• _What you have to do_
Return each line of the listing that contains the string "Number".

(Stored entries)

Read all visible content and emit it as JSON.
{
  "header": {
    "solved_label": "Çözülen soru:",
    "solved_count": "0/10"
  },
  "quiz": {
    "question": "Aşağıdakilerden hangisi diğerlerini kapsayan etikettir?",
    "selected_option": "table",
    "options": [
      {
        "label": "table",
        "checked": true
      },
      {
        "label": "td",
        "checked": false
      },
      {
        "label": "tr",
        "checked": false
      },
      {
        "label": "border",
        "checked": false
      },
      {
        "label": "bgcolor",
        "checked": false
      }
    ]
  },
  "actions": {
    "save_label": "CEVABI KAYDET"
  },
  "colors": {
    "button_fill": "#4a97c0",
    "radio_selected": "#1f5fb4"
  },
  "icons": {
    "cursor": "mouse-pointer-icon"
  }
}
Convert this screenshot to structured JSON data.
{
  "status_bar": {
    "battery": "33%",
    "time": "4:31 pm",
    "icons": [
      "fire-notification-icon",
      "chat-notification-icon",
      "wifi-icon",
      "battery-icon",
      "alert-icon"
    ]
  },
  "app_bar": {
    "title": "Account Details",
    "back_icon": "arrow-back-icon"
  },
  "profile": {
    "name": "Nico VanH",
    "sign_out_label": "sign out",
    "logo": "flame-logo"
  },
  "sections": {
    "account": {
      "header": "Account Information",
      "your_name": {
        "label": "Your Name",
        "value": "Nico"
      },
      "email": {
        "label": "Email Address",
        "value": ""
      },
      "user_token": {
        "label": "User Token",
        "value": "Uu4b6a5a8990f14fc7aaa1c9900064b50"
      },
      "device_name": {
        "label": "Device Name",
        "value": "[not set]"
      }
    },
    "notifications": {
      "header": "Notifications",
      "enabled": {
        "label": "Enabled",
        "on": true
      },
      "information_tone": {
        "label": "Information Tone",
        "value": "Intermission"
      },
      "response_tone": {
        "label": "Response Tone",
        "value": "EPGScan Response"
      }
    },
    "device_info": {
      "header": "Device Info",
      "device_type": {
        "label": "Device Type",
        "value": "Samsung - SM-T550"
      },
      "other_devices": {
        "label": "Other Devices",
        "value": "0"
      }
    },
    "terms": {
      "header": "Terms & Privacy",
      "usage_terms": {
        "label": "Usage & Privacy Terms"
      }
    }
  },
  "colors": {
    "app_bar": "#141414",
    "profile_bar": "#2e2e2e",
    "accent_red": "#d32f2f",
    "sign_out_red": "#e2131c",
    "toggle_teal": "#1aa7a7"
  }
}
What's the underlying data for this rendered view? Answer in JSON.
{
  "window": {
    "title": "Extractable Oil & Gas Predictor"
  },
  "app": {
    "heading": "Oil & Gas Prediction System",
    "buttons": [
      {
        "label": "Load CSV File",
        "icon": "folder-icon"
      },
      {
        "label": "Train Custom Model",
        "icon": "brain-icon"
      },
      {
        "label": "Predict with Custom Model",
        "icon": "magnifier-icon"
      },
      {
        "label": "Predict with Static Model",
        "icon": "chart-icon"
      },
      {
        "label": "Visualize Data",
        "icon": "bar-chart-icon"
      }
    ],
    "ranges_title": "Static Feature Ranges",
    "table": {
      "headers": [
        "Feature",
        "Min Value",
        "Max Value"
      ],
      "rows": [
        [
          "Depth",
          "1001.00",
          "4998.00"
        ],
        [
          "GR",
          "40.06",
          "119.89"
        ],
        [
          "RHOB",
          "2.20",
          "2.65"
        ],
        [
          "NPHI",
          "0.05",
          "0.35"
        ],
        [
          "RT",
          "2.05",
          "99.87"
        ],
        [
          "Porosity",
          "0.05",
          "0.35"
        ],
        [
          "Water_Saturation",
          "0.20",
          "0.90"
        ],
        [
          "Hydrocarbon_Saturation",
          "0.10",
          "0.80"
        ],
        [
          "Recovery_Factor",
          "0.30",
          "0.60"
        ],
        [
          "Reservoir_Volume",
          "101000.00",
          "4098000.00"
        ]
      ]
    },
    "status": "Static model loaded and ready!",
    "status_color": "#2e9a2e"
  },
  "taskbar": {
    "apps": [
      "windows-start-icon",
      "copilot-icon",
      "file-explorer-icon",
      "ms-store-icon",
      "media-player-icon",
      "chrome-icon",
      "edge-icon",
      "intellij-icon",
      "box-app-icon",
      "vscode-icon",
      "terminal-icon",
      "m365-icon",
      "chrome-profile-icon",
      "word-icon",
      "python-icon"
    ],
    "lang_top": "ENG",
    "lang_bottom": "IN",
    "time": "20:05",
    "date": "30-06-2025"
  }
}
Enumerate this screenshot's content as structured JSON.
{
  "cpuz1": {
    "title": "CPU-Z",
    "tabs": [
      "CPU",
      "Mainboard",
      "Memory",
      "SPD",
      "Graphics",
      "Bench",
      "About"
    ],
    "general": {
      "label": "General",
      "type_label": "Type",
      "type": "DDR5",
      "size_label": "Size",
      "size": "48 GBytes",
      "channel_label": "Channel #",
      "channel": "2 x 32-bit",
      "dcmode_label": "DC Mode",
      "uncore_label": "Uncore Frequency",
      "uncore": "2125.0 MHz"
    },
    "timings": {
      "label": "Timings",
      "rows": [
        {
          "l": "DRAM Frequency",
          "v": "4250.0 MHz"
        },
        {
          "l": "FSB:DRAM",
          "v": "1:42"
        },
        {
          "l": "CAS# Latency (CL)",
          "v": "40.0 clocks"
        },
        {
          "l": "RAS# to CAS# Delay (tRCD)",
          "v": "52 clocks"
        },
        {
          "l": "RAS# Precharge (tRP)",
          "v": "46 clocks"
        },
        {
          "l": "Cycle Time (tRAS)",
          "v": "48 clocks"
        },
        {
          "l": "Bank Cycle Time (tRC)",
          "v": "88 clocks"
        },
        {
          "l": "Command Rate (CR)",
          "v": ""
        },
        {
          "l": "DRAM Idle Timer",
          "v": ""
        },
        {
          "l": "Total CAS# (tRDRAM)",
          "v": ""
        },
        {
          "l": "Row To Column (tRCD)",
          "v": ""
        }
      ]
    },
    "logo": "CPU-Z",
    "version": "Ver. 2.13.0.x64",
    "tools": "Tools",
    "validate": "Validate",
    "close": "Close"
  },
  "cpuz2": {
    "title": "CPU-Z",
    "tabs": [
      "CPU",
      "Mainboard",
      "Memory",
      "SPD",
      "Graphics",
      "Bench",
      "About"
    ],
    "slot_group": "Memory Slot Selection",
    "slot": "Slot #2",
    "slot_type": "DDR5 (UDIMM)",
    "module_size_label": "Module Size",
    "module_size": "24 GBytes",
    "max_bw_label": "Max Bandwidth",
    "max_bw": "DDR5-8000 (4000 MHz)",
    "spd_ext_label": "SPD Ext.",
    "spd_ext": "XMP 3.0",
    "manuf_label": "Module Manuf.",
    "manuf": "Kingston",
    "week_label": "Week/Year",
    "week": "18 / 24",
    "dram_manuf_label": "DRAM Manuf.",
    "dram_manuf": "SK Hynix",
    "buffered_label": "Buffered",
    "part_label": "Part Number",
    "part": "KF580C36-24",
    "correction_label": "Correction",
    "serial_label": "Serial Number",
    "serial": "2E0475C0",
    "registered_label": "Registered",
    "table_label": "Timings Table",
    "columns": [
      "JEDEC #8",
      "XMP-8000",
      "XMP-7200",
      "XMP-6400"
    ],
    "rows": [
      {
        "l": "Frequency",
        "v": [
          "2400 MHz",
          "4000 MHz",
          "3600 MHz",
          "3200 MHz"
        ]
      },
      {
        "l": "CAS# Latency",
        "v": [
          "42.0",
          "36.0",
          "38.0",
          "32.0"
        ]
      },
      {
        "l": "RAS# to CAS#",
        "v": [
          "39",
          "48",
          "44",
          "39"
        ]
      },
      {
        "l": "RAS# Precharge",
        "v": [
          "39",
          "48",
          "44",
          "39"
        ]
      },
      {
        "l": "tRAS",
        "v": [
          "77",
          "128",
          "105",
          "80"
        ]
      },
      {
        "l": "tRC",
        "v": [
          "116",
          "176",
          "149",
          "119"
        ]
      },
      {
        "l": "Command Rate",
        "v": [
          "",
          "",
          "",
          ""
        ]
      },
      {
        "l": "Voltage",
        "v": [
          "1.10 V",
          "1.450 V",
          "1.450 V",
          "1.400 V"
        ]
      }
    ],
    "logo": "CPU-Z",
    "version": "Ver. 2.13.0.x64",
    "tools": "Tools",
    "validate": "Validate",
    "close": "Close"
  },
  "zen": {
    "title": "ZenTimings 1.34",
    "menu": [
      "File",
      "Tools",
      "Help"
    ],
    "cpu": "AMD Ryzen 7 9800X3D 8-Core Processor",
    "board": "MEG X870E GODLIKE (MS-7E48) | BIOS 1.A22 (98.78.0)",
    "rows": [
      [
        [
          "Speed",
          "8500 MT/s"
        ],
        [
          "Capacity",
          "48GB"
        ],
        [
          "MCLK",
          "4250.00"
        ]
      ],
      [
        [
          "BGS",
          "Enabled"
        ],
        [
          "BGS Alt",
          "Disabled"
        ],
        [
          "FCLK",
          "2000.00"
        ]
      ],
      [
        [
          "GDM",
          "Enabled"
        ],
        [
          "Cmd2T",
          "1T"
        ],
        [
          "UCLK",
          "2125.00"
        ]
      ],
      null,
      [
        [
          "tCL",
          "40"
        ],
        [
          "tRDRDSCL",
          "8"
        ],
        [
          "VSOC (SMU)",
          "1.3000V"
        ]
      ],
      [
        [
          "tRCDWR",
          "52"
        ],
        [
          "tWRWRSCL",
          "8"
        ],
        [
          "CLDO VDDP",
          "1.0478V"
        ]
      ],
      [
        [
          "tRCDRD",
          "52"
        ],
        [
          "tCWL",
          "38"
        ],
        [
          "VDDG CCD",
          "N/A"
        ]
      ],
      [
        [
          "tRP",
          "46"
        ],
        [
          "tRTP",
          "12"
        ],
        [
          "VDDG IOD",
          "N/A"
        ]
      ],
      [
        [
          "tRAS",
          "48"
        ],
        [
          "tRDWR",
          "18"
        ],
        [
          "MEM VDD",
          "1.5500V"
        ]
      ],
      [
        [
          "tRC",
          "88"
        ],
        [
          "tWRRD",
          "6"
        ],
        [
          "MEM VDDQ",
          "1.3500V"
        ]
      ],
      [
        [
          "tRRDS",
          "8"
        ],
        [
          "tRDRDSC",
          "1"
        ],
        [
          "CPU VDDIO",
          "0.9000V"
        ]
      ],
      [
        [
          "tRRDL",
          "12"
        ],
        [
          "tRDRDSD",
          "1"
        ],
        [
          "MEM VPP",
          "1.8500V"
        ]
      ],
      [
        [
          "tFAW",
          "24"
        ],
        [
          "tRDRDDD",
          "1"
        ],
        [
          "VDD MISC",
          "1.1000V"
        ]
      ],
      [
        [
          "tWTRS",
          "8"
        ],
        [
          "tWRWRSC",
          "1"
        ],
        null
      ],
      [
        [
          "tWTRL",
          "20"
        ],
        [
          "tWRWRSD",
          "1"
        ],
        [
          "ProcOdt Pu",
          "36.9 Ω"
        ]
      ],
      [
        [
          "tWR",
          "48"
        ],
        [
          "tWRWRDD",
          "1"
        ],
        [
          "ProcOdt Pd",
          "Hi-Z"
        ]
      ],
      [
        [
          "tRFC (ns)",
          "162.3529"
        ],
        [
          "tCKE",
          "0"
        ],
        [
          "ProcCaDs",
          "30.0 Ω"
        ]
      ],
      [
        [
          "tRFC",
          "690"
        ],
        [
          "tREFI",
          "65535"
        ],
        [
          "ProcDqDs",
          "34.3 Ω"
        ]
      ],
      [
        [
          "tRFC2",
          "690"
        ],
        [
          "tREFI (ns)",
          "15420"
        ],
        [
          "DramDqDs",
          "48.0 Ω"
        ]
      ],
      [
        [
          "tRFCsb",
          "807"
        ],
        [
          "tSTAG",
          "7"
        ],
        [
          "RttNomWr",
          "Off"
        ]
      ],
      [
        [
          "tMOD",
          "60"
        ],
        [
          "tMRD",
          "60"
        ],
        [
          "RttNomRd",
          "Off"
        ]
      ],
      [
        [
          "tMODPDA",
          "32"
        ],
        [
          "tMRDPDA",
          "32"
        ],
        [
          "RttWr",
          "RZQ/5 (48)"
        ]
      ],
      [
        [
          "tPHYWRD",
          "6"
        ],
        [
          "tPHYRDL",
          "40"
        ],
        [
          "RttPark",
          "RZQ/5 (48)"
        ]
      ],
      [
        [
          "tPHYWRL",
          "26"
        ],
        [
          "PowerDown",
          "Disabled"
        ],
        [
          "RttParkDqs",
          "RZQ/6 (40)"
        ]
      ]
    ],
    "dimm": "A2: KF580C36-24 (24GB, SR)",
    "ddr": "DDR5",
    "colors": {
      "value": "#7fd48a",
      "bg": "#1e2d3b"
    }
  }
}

• _Exercise solution_
    "part_label": "Part Number",
    "serial_label": "Serial Number",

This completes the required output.